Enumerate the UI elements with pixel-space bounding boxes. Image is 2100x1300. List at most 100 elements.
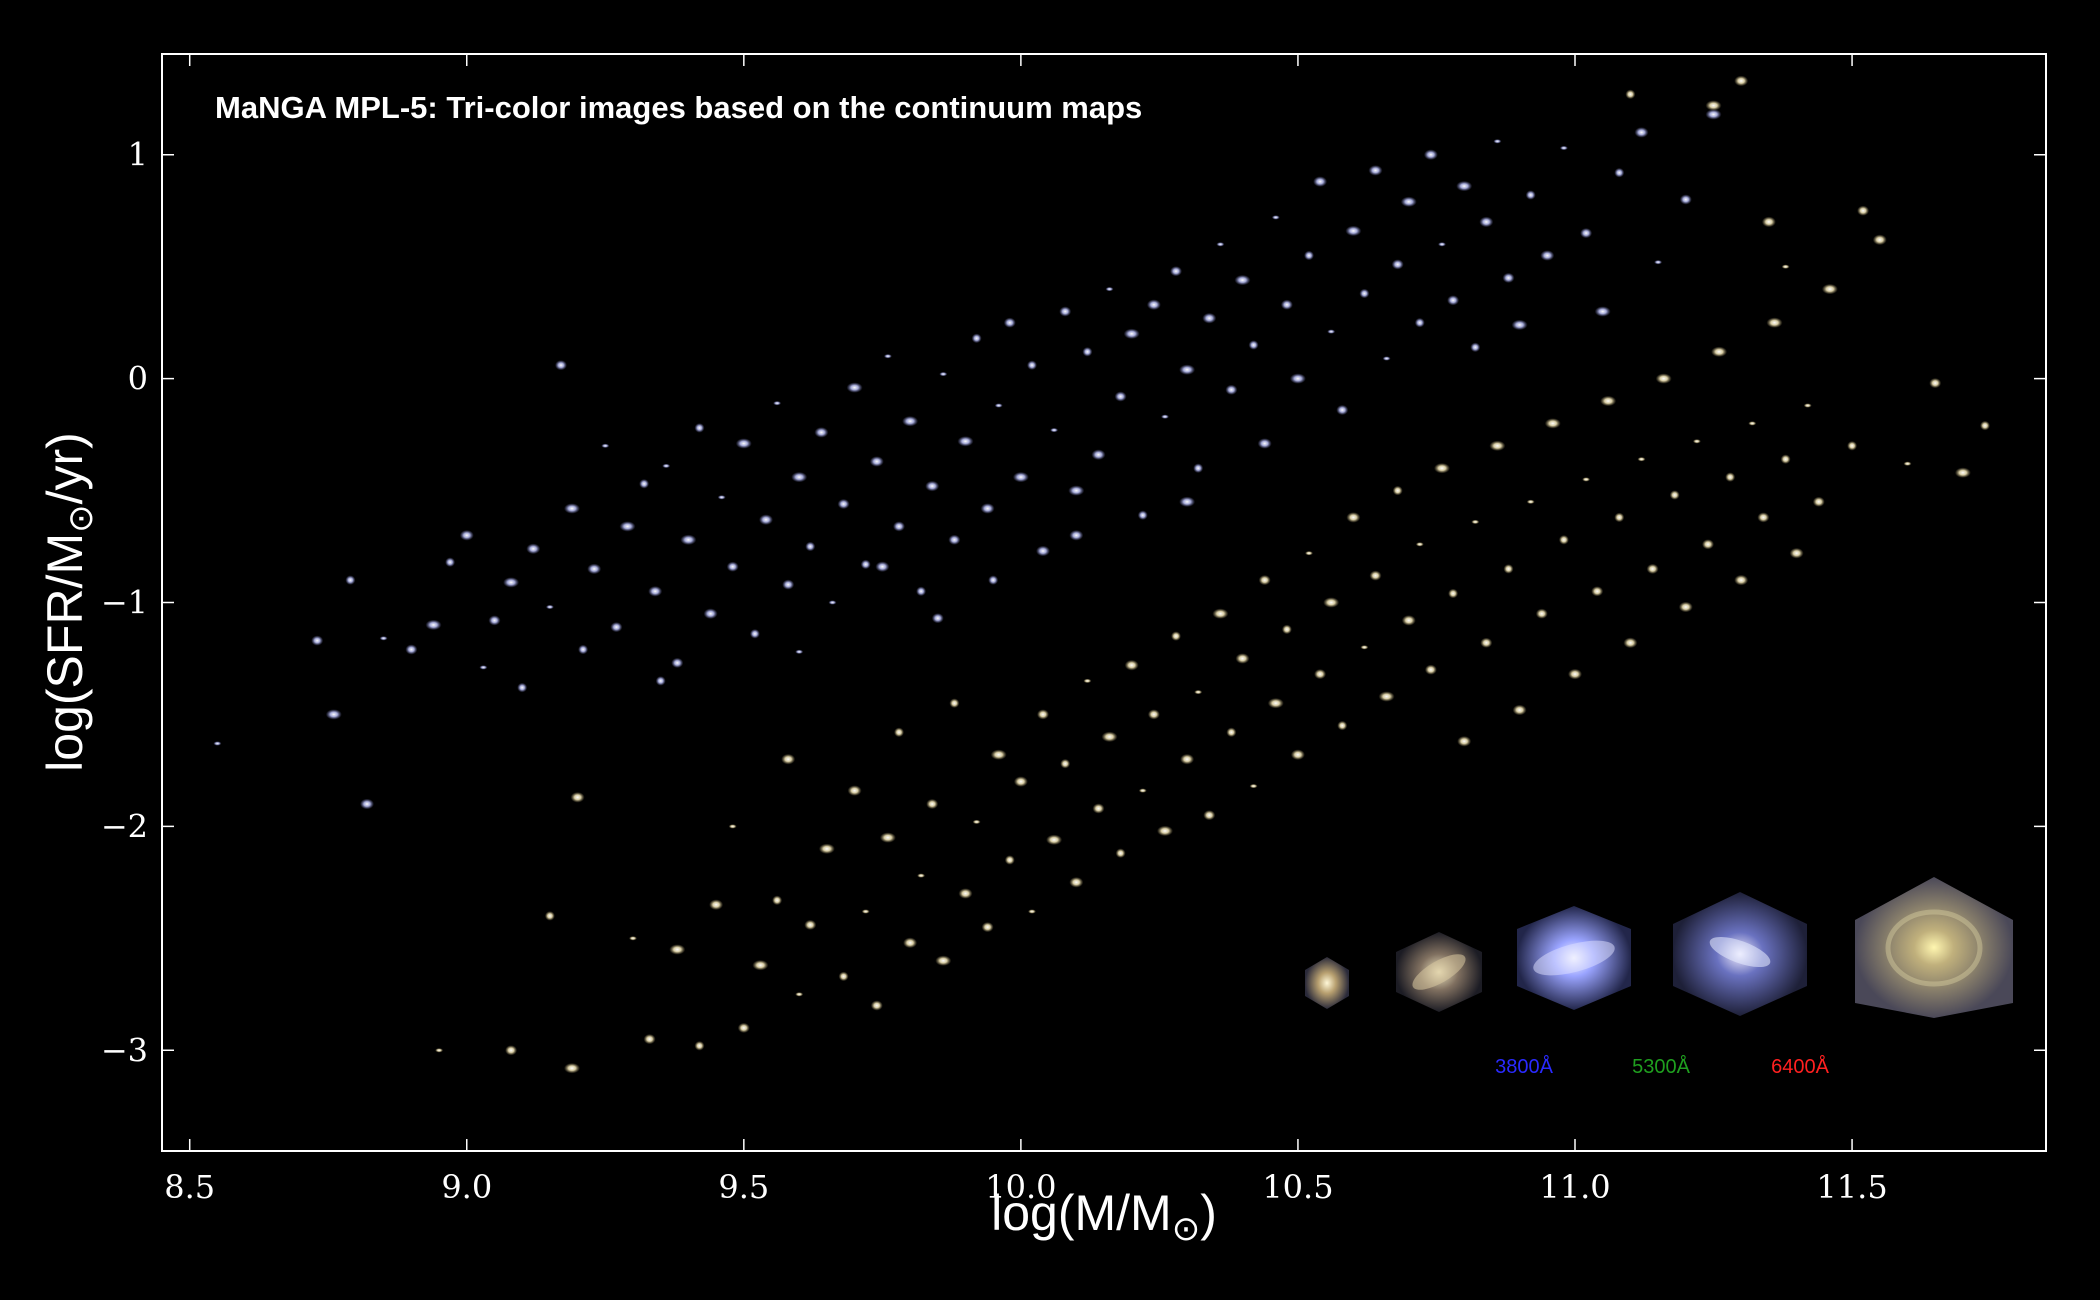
galaxy-thumbnail-1 [1305, 957, 1349, 1009]
axis-ticks: 8.5 9.0 9.5 10.0 10.5 11.0 11.5 1 0 −1 −2 −3 [101, 54, 2046, 1206]
galaxy-point-star-forming [694, 423, 705, 433]
galaxy-point-quiescent [1424, 664, 1437, 675]
galaxy-point-star-forming [1493, 139, 1502, 144]
galaxy-point-star-forming [1225, 384, 1238, 395]
galaxy-thumbnail-4-bar [1709, 936, 1771, 968]
galaxy-point-quiescent [1512, 704, 1527, 716]
galaxy-point-quiescent [926, 798, 939, 810]
galaxy-point-quiescent [870, 1000, 883, 1011]
galaxy-point-quiescent [1392, 485, 1403, 496]
galaxy-point-quiescent [1249, 783, 1258, 789]
galaxy-point-star-forming [795, 649, 804, 654]
galaxy-point-star-forming [749, 629, 760, 639]
galaxy-point-star-forming [1382, 356, 1391, 361]
galaxy-point-star-forming [1345, 225, 1362, 237]
galaxy-point-star-forming [869, 456, 884, 467]
galaxy-point-quiescent [847, 785, 862, 796]
galaxy-point-quiescent [1803, 403, 1812, 408]
galaxy-point-star-forming [1271, 215, 1280, 220]
y-tick-label: −1 [101, 584, 148, 622]
galaxy-point-quiescent [1069, 877, 1084, 888]
x-tick-label: 11.0 [1539, 1168, 1610, 1206]
galaxy-point-quiescent [935, 955, 952, 966]
galaxy-point-star-forming [648, 586, 663, 597]
galaxy-point-quiescent [1457, 736, 1472, 747]
galaxy-point-quiescent [737, 1022, 750, 1033]
band-label-blue: 3800Å [1495, 1055, 1553, 1078]
galaxy-point-quiescent [1789, 547, 1804, 559]
galaxy-point-star-forming [1327, 329, 1336, 334]
x-tick-label: 10.0 [985, 1168, 1056, 1206]
galaxy-point-quiescent [1929, 378, 1942, 389]
galaxy-point-quiescent [752, 960, 769, 971]
galaxy-point-star-forming [916, 586, 927, 597]
galaxy-point-quiescent [1360, 645, 1369, 650]
galaxy-point-quiescent [1434, 463, 1450, 474]
galaxy-point-quiescent [1115, 848, 1126, 858]
galaxy-point-quiescent [894, 727, 904, 738]
galaxy-point-star-forming [1179, 496, 1196, 507]
y-axis-title: log(SFR/M⊙/yr) [37, 432, 100, 772]
galaxy-point-quiescent [1678, 601, 1693, 613]
galaxy-point-quiescent [981, 922, 994, 933]
galaxy-point-star-forming [1614, 167, 1625, 178]
galaxy-point-star-forming [773, 401, 782, 406]
galaxy-point-star-forming [655, 676, 666, 686]
galaxy-point-quiescent [1314, 669, 1327, 680]
galaxy-point-star-forming [735, 438, 752, 449]
galaxy-point-star-forming [1525, 190, 1536, 200]
galaxy-point-star-forming [703, 608, 718, 619]
galaxy-point-quiescent [1705, 100, 1722, 111]
galaxy-point-star-forming [1036, 545, 1050, 557]
galaxy-point-quiescent [1267, 698, 1284, 709]
galaxy-point-quiescent [1013, 776, 1028, 787]
galaxy-point-star-forming [1502, 272, 1515, 283]
galaxy-point-star-forming [503, 577, 520, 588]
y-tick-label: 0 [128, 360, 148, 398]
galaxy-point-star-forming [1423, 149, 1438, 160]
galaxy-point-star-forming [425, 619, 442, 631]
galaxy-point-star-forming [988, 575, 999, 585]
galaxy-point-star-forming [1082, 347, 1093, 357]
galaxy-point-star-forming [564, 503, 580, 514]
galaxy-point-quiescent [1290, 749, 1305, 760]
galaxy-point-star-forming [479, 665, 488, 670]
galaxy-point-star-forming [1069, 530, 1084, 541]
galaxy-point-star-forming [1559, 145, 1568, 151]
galaxy-point-star-forming [931, 613, 944, 624]
galaxy-point-star-forming [814, 427, 829, 438]
galaxy-point-star-forming [587, 563, 602, 575]
x-tick-label: 9.5 [718, 1168, 769, 1206]
galaxy-point-star-forming [680, 534, 697, 545]
galaxy-point-star-forming [860, 559, 871, 570]
galaxy-point-star-forming [662, 463, 671, 469]
galaxy-point-star-forming [488, 615, 501, 626]
galaxy-point-star-forming [325, 709, 342, 720]
galaxy-point-star-forming [1280, 299, 1293, 310]
galaxy-point-star-forming [805, 541, 816, 552]
galaxy-point-quiescent [1692, 439, 1701, 444]
galaxy-point-quiescent [1780, 454, 1791, 465]
galaxy-point-quiescent [972, 819, 981, 825]
galaxy-point-star-forming [610, 622, 623, 633]
galaxy-point-quiescent [1281, 624, 1292, 635]
chart-title: MaNGA MPL-5: Tri-color images based on t… [215, 90, 1142, 125]
galaxy-point-star-forming [980, 503, 995, 514]
x-axis-title: log(M/M⊙) [991, 1185, 1217, 1248]
galaxy-point-quiescent [1655, 373, 1672, 384]
galaxy-point-star-forming [1257, 438, 1272, 449]
galaxy-point-star-forming [883, 354, 892, 359]
galaxy-point-star-forming [1540, 250, 1555, 261]
galaxy-point-star-forming [1123, 328, 1140, 339]
galaxy-point-quiescent [1401, 615, 1416, 626]
galaxy-point-quiescent [1766, 317, 1783, 328]
galaxy-point-quiescent [1725, 472, 1736, 482]
galaxy-point-quiescent [1614, 512, 1625, 523]
galaxy-point-quiescent [1812, 496, 1825, 507]
galaxy-point-star-forming [1050, 427, 1059, 433]
galaxy-point-star-forming [717, 495, 726, 500]
galaxy-point-quiescent [1212, 608, 1229, 619]
scatter-points [213, 75, 1990, 1074]
galaxy-point-quiescent [1471, 519, 1480, 525]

##########

▸ Given instruction:
Reproduce, without any change, the lines in the items above from the line containing "galaxy-thumbnail-1 [1305, 957, 1349, 1009]" through the line containing "galaxy-point-quiescent [1249, 783, 1258, 789]", including both of those lines.

▸ Exercise solution:
galaxy-thumbnail-1 [1305, 957, 1349, 1009]
axis-ticks: 8.5 9.0 9.5 10.0 10.5 11.0 11.5 1 0 −1 −2 −3 [101, 54, 2046, 1206]
galaxy-point-star-forming [694, 423, 705, 433]
galaxy-point-quiescent [1424, 664, 1437, 675]
galaxy-point-star-forming [1493, 139, 1502, 144]
galaxy-point-star-forming [1225, 384, 1238, 395]
galaxy-thumbnail-4-bar [1709, 936, 1771, 968]
galaxy-point-quiescent [1512, 704, 1527, 716]
galaxy-point-quiescent [926, 798, 939, 810]
galaxy-point-quiescent [870, 1000, 883, 1011]
galaxy-point-quiescent [1392, 485, 1403, 496]
galaxy-point-quiescent [1249, 783, 1258, 789]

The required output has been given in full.